» Work instruction 1: In the Agostino Bonalumi biography, in what city and year did he hold his first solo show outside Italy?
» Work instruction 2: List every city named in the Agostino Bonalumi biography.
» Work instruction 3: Continue the Agostino Bonalumi biography from where it stops.

» Source text:
__________
Italian painter (1935–2013)

Agostino Bonalumi (10 July 1935 – 18 September 2013) was an Italian painter, draughtsman and sculptor.

== Biography ==
Bonalumi was born in Vimercate, Italy. He studied technical and mechanical drawing, and exhibited his first works at the "Premio Nazionale Città di Vimercate" (hors concours) in 1948, when he was just 13 years old.

He held his first solo show at the Galleria Totti, Milan, in 1956. In 1958 he began working with Enrico Castellani and Piero Manzoni, holding a group exhibition at the Galleria Pater, Milan, which was followed by further shows in Rome, Milan and Lausanne, the foundation of Azimuth magazine and his participation in exhibitions at the Azimut gallery.

He started developing the idea of what he would call "pittura – oggetto" (painting-object), following the idea to go beyond the canvas started by their mentor Lucio Fontana.
In 1959 he held his first solo show outside Italy in Rotterdam. In 1960 he was one of the founders of the international Nouvelle École Européenne (NEE) movement in Lausanne and his solo exhibition "Agostino Bonalumi. Recent Paintings, Sculptures and Drawings" opened at the New Vision Centre Gallery in London.
__________
» Extracted records:
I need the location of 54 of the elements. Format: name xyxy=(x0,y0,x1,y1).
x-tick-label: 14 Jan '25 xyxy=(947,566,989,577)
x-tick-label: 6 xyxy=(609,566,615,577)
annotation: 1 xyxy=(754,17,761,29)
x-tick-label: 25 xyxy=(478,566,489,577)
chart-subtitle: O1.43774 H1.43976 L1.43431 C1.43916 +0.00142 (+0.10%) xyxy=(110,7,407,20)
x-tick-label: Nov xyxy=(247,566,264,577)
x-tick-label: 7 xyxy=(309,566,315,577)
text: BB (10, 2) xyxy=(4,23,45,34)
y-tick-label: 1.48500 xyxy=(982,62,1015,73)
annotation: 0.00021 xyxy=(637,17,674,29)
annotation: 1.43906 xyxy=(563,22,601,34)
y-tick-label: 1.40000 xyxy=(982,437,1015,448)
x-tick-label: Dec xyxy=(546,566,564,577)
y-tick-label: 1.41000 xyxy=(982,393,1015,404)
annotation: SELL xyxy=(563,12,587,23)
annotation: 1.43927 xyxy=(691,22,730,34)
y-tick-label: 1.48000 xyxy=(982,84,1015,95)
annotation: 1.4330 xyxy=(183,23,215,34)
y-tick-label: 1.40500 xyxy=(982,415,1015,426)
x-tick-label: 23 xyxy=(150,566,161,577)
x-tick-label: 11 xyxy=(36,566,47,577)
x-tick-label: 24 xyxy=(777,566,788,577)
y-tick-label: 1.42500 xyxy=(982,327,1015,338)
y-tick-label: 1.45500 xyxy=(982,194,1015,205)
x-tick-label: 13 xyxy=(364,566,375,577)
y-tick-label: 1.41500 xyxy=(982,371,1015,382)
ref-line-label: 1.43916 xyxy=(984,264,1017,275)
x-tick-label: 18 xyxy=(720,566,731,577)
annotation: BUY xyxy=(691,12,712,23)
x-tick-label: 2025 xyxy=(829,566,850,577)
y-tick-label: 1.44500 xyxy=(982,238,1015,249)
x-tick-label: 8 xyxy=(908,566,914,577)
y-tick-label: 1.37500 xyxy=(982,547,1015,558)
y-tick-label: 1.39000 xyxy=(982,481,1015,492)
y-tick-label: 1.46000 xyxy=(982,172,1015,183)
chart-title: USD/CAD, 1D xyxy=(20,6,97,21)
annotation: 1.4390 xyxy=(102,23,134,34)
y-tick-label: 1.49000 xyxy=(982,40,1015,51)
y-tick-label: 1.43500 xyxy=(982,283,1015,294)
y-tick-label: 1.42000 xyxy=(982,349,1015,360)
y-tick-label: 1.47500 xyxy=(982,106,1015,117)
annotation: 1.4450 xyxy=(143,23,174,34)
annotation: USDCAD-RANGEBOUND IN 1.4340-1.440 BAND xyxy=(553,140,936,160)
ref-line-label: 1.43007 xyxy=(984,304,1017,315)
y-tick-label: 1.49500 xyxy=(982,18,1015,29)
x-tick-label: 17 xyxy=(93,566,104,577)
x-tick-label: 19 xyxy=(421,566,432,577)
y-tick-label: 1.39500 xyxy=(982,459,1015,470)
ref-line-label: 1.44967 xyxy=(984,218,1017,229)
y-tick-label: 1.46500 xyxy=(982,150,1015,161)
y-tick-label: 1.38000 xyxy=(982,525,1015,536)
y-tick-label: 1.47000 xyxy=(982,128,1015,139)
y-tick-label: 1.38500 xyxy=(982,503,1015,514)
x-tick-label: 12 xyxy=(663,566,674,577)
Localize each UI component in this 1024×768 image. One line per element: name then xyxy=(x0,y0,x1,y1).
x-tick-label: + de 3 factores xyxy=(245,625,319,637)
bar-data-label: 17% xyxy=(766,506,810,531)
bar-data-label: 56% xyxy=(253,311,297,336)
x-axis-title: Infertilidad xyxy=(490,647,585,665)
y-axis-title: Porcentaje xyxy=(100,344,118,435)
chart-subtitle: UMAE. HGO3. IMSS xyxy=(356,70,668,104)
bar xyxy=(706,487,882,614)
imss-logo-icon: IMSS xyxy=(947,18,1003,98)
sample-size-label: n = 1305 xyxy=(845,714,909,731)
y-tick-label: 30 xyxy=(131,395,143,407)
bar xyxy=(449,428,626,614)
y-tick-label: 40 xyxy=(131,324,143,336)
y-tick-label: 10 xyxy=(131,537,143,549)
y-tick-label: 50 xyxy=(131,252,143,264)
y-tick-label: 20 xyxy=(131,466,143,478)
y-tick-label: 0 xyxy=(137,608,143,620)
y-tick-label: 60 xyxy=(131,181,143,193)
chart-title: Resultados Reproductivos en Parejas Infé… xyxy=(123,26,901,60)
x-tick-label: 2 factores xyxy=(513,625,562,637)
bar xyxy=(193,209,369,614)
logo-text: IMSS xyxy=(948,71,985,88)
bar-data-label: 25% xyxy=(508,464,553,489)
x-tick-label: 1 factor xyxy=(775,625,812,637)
__________
» Final answer 1: Rotterdam, in 1959.

» Final answer 2: Vimercate, Milan, Rome, Lausanne, Rotterdam, London

» Final answer 3:
Arturo Schwarz began collecting his works and, in February 1965, organised a Bonalumi exhibition in his gallery in Milan.

He had strong links with the German art scene, thanks to the interest of Udo Kultermann in his work (since 1960) and his collaboration with the Galerie M.E. Thelen in Essen.

He also had assiduous contacts and links with the international Zero movement (both in the Netherlands and Germany), documented by major exhibitions such as "Zero" in London, 1964, and the touring exhibition "ZERO Avantgarde", which began in Lucio Fontana's studio in Milan in 1965.
1965 marked the start of a long period of collaboration with Renato Cardazzo, director of the Galleria del Cavallino in Venice and the Galleria del Naviglio in Milan. He was Bonalumi's sole agent for many years and, in 1973, supervised the publication of a lengthy monograph on the artist by Edizioni del Naviglio, written by Gillo Dorfles.

In 1966 he was invited to take part in the 33rd Venice Biennale, where he exhibited a selection of his works in the same room as Paolo Scheggi, while in 1970 he had his own personal room at the 35th Venice Biennale (and a feature written on him in the catalogue by Luciano Caramel), in which he also installed some large environmental sculptures.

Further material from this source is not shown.